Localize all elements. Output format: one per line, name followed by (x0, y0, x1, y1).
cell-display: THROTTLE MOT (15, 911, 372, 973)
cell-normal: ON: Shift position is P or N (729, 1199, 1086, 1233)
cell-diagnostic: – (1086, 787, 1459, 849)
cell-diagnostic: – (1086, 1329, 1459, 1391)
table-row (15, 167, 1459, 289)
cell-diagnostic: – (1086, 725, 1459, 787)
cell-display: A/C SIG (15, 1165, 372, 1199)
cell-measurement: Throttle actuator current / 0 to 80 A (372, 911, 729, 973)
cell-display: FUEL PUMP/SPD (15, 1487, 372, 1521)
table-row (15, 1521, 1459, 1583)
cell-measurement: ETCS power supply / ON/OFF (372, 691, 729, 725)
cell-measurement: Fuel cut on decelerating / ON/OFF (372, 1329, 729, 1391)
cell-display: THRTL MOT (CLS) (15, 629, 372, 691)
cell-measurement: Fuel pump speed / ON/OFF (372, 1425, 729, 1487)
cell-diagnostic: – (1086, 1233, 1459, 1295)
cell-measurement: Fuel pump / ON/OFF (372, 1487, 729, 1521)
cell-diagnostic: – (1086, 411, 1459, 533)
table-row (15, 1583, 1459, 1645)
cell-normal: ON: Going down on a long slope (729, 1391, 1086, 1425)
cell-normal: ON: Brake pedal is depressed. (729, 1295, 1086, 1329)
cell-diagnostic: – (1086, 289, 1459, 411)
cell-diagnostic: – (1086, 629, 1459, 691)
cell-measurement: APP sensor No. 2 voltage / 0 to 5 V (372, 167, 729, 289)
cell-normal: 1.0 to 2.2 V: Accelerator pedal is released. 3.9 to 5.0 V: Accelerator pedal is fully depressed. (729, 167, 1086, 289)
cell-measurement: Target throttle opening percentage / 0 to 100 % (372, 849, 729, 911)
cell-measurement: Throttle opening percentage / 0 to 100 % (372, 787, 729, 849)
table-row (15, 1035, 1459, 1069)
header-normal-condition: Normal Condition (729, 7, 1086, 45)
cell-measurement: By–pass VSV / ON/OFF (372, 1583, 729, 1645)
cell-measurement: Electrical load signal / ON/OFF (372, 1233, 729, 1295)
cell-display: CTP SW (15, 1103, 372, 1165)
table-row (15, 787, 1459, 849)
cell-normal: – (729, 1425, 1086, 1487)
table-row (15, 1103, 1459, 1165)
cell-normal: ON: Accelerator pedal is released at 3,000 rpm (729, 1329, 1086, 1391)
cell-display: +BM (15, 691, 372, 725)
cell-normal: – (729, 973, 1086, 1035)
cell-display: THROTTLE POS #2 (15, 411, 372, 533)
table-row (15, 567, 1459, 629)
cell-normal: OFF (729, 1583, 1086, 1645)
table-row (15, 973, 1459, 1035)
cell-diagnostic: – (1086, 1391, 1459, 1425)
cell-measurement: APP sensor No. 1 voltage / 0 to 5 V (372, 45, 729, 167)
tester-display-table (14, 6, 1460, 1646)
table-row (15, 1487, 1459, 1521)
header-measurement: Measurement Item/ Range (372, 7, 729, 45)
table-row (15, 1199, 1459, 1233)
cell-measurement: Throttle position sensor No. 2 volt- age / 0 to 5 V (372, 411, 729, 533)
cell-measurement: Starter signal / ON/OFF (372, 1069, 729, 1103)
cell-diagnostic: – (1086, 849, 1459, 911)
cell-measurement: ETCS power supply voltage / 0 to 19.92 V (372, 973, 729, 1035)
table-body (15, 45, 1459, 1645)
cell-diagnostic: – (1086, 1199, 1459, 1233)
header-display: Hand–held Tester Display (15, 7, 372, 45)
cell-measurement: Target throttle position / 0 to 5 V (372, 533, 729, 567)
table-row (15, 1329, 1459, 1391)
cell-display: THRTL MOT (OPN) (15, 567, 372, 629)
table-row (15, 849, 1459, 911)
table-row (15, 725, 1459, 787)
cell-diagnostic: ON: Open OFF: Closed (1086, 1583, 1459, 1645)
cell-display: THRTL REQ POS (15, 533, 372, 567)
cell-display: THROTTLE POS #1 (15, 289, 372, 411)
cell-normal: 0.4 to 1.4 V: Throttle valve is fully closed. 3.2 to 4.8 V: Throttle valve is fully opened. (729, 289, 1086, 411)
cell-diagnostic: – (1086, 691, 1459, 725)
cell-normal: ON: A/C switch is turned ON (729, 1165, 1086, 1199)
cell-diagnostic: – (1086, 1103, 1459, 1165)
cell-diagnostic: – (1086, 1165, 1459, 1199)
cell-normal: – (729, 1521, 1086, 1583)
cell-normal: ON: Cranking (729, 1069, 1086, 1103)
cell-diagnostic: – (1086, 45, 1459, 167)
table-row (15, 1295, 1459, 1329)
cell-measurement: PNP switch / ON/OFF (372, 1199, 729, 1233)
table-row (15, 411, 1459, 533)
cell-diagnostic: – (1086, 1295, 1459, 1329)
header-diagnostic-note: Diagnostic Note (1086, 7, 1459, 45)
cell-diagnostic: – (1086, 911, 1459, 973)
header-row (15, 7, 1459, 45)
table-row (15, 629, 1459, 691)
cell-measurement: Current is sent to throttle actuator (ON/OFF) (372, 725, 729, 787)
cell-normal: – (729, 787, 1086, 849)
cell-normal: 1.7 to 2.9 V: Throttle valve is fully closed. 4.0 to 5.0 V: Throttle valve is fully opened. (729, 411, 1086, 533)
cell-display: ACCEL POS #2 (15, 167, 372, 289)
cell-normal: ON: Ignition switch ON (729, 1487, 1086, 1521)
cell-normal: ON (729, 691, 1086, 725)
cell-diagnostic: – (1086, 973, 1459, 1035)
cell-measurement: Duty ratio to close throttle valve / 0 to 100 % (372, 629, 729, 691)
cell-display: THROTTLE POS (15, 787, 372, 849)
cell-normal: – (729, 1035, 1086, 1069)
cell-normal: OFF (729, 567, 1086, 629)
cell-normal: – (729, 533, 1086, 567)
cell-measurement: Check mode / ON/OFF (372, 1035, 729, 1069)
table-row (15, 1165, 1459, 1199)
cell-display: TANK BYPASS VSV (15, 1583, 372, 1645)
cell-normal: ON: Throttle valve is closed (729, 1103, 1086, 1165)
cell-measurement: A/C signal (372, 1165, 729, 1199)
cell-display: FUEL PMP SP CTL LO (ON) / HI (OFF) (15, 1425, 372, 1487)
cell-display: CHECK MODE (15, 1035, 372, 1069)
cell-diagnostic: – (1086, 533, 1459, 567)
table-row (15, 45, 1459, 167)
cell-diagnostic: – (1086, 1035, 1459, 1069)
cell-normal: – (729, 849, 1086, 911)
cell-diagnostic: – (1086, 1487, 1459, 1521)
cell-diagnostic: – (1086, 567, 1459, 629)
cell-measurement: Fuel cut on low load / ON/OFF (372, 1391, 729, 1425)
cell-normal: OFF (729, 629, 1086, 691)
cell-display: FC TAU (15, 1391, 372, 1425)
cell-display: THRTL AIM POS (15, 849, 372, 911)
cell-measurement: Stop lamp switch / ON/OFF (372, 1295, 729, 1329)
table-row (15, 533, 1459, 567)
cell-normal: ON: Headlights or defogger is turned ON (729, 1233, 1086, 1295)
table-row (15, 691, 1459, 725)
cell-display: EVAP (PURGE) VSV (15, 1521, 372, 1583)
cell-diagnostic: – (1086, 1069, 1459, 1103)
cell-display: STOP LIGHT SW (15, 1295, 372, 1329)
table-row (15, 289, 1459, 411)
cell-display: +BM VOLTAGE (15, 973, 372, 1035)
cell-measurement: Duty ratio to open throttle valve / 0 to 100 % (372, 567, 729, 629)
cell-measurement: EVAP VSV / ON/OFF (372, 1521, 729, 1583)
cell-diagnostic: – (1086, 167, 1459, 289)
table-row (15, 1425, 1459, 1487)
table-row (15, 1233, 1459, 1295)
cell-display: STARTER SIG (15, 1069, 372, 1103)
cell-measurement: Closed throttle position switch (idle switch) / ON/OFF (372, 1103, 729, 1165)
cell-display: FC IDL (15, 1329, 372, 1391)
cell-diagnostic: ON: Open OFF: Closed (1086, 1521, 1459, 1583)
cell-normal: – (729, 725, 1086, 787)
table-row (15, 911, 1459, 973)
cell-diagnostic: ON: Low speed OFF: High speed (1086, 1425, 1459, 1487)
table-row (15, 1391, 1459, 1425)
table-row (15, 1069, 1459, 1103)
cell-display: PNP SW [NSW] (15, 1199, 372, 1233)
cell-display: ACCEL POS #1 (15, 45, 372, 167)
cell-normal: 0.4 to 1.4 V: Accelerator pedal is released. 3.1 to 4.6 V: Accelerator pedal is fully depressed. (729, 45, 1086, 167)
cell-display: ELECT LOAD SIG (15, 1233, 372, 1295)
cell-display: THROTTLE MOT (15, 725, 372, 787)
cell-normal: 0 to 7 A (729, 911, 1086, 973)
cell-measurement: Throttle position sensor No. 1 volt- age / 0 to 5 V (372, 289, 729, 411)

* * *

■ DESCRIPTION OF THE TASK: Extract the lines of the listing above verbatim, starting at its first line and ending at the line that contains "cell-normal: ON: Accelerator", with both of those lines included.

■ RESPONSE BELOW:
Localize all elements. Output format: one per line, name followed by (x0, y0, x1, y1).
cell-display: THROTTLE MOT (15, 911, 372, 973)
cell-normal: ON: Shift position is P or N (729, 1199, 1086, 1233)
cell-diagnostic: – (1086, 787, 1459, 849)
cell-diagnostic: – (1086, 1329, 1459, 1391)
table-row (15, 167, 1459, 289)
cell-diagnostic: – (1086, 725, 1459, 787)
cell-display: A/C SIG (15, 1165, 372, 1199)
cell-measurement: Throttle actuator current / 0 to 80 A (372, 911, 729, 973)
cell-display: FUEL PUMP/SPD (15, 1487, 372, 1521)
table-row (15, 1521, 1459, 1583)
cell-measurement: ETCS power supply / ON/OFF (372, 691, 729, 725)
cell-measurement: Fuel cut on decelerating / ON/OFF (372, 1329, 729, 1391)
cell-display: THRTL MOT (CLS) (15, 629, 372, 691)
cell-measurement: Fuel pump speed / ON/OFF (372, 1425, 729, 1487)
cell-diagnostic: – (1086, 1233, 1459, 1295)
cell-measurement: Fuel pump / ON/OFF (372, 1487, 729, 1521)
cell-diagnostic: – (1086, 411, 1459, 533)
table-row (15, 1583, 1459, 1645)
cell-normal: ON: Going down on a long slope (729, 1391, 1086, 1425)
cell-normal: ON: Brake pedal is depressed. (729, 1295, 1086, 1329)
cell-diagnostic: – (1086, 289, 1459, 411)
cell-diagnostic: – (1086, 629, 1459, 691)
cell-measurement: APP sensor No. 2 voltage / 0 to 5 V (372, 167, 729, 289)
cell-normal: 1.0 to 2.2 V: Accelerator pedal is released. 3.9 to 5.0 V: Accelerator pedal is fully depressed. (729, 167, 1086, 289)
cell-measurement: Target throttle opening percentage / 0 to 100 % (372, 849, 729, 911)
cell-measurement: Throttle opening percentage / 0 to 100 % (372, 787, 729, 849)
table-row (15, 1035, 1459, 1069)
header-normal-condition: Normal Condition (729, 7, 1086, 45)
cell-measurement: By–pass VSV / ON/OFF (372, 1583, 729, 1645)
cell-measurement: Electrical load signal / ON/OFF (372, 1233, 729, 1295)
cell-display: CTP SW (15, 1103, 372, 1165)
table-row (15, 787, 1459, 849)
cell-normal: – (729, 1425, 1086, 1487)
table-row (15, 1103, 1459, 1165)
cell-normal: ON: Accelerator pedal is released at 3,000 rpm (729, 1329, 1086, 1391)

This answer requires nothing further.